*PROBLEM DETAILS:*
Determine the count of lines holding the string "name". Return only the number.

*SUPPLIED MATERIAL:*
-- Begin --
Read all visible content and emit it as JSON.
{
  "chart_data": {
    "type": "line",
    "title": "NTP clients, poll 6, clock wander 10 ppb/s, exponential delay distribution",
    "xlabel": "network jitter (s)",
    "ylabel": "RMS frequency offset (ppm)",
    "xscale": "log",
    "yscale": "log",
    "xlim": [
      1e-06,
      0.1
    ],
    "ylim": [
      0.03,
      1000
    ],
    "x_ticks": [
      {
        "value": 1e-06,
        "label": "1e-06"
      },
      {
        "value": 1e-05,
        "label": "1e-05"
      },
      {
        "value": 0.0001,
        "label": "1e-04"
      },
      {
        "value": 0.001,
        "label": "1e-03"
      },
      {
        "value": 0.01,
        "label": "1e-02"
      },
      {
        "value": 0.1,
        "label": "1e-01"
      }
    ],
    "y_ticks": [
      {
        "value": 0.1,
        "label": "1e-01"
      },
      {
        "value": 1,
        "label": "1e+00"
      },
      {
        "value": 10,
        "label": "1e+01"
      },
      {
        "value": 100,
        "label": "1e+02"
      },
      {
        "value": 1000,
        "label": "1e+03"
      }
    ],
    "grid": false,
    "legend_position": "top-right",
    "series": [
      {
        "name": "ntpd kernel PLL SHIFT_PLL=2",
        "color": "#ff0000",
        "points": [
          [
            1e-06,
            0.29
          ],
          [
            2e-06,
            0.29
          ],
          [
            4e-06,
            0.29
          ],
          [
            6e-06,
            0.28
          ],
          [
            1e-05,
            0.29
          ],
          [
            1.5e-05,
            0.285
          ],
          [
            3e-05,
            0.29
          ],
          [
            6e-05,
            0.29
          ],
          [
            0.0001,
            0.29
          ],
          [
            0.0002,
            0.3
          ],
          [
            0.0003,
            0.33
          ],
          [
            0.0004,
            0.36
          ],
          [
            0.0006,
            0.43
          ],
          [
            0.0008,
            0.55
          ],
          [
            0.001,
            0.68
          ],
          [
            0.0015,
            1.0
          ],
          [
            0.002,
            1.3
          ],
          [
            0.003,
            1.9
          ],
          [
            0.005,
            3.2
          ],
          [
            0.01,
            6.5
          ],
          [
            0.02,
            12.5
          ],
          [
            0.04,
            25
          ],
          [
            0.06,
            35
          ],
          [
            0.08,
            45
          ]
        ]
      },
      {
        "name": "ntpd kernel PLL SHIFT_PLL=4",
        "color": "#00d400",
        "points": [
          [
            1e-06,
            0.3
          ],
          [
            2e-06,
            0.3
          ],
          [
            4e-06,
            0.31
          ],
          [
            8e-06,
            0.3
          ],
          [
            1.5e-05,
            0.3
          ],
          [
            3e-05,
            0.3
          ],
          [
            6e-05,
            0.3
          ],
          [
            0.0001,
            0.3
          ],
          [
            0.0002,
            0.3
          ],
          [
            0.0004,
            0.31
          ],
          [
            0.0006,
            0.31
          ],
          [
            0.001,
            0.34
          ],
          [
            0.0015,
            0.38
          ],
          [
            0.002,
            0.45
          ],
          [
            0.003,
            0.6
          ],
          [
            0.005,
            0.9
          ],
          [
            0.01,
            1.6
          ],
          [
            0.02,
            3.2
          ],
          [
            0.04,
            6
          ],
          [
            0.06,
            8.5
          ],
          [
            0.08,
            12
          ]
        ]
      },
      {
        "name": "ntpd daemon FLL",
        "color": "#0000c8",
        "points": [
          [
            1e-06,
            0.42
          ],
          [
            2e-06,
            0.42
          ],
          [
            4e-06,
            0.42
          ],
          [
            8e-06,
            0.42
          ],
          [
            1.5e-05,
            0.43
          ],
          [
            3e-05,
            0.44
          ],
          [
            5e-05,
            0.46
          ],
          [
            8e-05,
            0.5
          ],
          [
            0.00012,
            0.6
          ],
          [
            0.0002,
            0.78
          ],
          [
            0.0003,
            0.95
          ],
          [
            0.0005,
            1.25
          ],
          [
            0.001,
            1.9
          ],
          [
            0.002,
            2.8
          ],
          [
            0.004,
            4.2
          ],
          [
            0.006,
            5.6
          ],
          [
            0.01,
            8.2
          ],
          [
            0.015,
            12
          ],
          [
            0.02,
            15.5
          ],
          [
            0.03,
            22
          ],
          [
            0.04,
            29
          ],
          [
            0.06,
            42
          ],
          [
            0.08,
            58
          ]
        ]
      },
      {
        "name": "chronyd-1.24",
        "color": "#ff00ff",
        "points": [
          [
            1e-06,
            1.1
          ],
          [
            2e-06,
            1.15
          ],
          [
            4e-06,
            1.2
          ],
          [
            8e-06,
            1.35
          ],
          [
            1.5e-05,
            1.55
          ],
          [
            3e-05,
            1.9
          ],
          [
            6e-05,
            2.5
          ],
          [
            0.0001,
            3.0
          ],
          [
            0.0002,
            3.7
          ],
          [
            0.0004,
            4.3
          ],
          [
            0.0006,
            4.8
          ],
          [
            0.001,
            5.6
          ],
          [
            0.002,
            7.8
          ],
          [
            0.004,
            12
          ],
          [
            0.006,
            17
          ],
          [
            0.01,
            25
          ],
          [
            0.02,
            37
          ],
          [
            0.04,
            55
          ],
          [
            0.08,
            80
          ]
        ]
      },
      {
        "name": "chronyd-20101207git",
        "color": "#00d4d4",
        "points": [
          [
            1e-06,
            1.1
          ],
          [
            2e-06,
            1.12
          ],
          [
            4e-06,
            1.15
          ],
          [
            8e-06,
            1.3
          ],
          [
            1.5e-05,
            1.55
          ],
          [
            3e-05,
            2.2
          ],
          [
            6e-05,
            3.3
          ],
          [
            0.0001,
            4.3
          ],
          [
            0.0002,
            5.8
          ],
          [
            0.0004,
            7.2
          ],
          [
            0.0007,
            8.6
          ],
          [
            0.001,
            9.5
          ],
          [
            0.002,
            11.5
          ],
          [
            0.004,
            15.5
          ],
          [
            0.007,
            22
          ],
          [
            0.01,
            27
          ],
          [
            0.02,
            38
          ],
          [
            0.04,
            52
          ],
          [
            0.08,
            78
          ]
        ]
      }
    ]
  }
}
-- End --
*RESULT:*
5